- [JOB]: Restate every entry word for word.

___ RECORDS FOR THIS EXERCISE

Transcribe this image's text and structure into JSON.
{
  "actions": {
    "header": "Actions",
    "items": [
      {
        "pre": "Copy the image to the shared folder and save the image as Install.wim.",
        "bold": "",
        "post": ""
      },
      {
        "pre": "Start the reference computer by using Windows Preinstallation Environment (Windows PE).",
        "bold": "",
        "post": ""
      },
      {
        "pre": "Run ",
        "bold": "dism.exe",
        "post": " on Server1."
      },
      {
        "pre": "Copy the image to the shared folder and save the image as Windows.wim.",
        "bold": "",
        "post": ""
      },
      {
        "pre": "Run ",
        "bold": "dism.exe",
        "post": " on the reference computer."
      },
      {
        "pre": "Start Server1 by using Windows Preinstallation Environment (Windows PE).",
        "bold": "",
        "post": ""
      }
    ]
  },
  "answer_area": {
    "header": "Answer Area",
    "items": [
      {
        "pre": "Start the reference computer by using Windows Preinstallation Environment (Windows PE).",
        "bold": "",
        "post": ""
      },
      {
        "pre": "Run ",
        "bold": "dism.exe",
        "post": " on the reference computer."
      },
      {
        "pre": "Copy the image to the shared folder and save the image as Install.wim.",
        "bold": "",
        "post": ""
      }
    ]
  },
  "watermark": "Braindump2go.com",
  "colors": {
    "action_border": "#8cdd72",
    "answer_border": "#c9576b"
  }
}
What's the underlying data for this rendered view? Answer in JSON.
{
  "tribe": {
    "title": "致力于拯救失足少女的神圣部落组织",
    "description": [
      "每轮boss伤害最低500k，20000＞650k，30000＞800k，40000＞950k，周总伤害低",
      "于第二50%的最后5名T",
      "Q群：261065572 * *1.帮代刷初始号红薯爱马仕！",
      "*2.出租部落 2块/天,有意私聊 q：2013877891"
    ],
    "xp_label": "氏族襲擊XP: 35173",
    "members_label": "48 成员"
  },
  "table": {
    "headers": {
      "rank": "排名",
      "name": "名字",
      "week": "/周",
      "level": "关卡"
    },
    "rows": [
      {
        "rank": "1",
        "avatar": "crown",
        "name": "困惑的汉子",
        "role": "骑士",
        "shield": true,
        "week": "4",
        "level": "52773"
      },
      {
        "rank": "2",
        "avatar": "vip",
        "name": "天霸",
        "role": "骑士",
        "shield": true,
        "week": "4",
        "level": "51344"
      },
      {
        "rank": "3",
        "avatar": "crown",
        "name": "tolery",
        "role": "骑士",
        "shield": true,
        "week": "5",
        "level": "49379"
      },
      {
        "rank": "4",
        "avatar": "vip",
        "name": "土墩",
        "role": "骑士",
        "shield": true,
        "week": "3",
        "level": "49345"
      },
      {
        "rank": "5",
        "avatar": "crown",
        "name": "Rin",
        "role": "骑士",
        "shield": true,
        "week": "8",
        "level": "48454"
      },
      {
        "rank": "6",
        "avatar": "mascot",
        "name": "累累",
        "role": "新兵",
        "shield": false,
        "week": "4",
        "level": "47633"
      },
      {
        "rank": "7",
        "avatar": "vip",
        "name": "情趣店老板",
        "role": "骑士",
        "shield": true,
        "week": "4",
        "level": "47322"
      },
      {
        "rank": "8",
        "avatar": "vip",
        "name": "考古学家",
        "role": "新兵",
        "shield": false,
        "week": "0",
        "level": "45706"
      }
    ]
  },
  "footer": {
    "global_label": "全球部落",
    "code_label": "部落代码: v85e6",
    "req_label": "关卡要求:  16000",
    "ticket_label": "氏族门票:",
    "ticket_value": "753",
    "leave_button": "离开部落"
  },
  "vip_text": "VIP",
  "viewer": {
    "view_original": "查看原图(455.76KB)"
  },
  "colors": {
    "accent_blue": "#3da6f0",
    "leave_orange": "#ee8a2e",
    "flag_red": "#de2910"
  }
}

______

- [ANSWER TO THIS EXERCISE]:
Transcribe this image's text and structure into JSON.
{
  "actions": {
    "header": "Actions",
    "items": [
      {
        "pre": "Copy the image to the shared folder and save the image as Install.wim.",
        "bold": "",
        "post": ""
      },
      {
        "pre": "Start the reference computer by using Windows Preinstallation Environment (Windows PE).",
        "bold": "",
        "post": ""
      },
      {
        "pre": "Run ",
        "bold": "dism.exe",
        "post": " on Server1."
      },
      {
        "pre": "Copy the image to the shared folder and save the image as Windows.wim.",
        "bold": "",
        "post": ""
      },
      {
        "pre": "Run ",
        "bold": "dism.exe",
        "post": " on the reference computer."
      },
      {
        "pre": "Start Server1 by using Windows Preinstallation Environment (Windows PE).",
        "bold": "",
        "post": ""
      }
    ]
  },
  "answer_area": {
    "header": "Answer Area",
    "items": [
      {
        "pre": "Start the reference computer by using Windows Preinstallation Environment (Windows PE).",
        "bold": "",
        "post": ""
      },
      {
        "pre": "Run ",
        "bold": "dism.exe",
        "post": " on the reference computer."
      },
      {
        "pre": "Copy the image to the shared folder and save the image as Install.wim.",
        "bold": "",
        "post": ""
      }
    ]
  },
  "watermark": "Braindump2go.com",
  "colors": {
    "action_border": "#8cdd72",
    "answer_border": "#c9576b"
  }
}
What's the underlying data for this rendered view? Answer in JSON.
{
  "tribe": {
    "title": "致力于拯救失足少女的神圣部落组织",
    "description": [
      "每轮boss伤害最低500k，20000＞650k，30000＞800k，40000＞950k，周总伤害低",
      "于第二50%的最后5名T",
      "Q群：261065572 * *1.帮代刷初始号红薯爱马仕！",
      "*2.出租部落 2块/天,有意私聊 q：2013877891"
    ],
    "xp_label": "氏族襲擊XP: 35173",
    "members_label": "48 成员"
  },
  "table": {
    "headers": {
      "rank": "排名",
      "name": "名字",
      "week": "/周",
      "level": "关卡"
    },
    "rows": [
      {
        "rank": "1",
        "avatar": "crown",
        "name": "困惑的汉子",
        "role": "骑士",
        "shield": true,
        "week": "4",
        "level": "52773"
      },
      {
        "rank": "2",
        "avatar": "vip",
        "name": "天霸",
        "role": "骑士",
        "shield": true,
        "week": "4",
        "level": "51344"
      },
      {
        "rank": "3",
        "avatar": "crown",
        "name": "tolery",
        "role": "骑士",
        "shield": true,
        "week": "5",
        "level": "49379"
      },
      {
        "rank": "4",
        "avatar": "vip",
        "name": "土墩",
        "role": "骑士",
        "shield": true,
        "week": "3",
        "level": "49345"
      },
      {
        "rank": "5",
        "avatar": "crown",
        "name": "Rin",
        "role": "骑士",
        "shield": true,
        "week": "8",
        "level": "48454"
      },
      {
        "rank": "6",
        "avatar": "mascot",
        "name": "累累",
        "role": "新兵",
        "shield": false,
        "week": "4",
        "level": "47633"
      },
      {
        "rank": "7",
        "avatar": "vip",
        "name": "情趣店老板",
        "role": "骑士",
        "shield": true,
        "week": "4",
        "level": "47322"
      },
      {
        "rank": "8",
        "avatar": "vip",
        "name": "考古学家",
        "role": "新兵",
        "shield": false,
        "week": "0",
        "level": "45706"
      }
    ]
  },
  "footer": {
    "global_label": "全球部落",
    "code_label": "部落代码: v85e6",
    "req_label": "关卡要求:  16000",
    "ticket_label": "氏族门票:",
    "ticket_value": "753",
    "leave_button": "离开部落"
  },
  "vip_text": "VIP",
  "viewer": {
    "view_original": "查看原图(455.76KB)"
  },
  "colors": {
    "accent_blue": "#3da6f0",
    "leave_orange": "#ee8a2e",
    "flag_red": "#de2910"
  }
}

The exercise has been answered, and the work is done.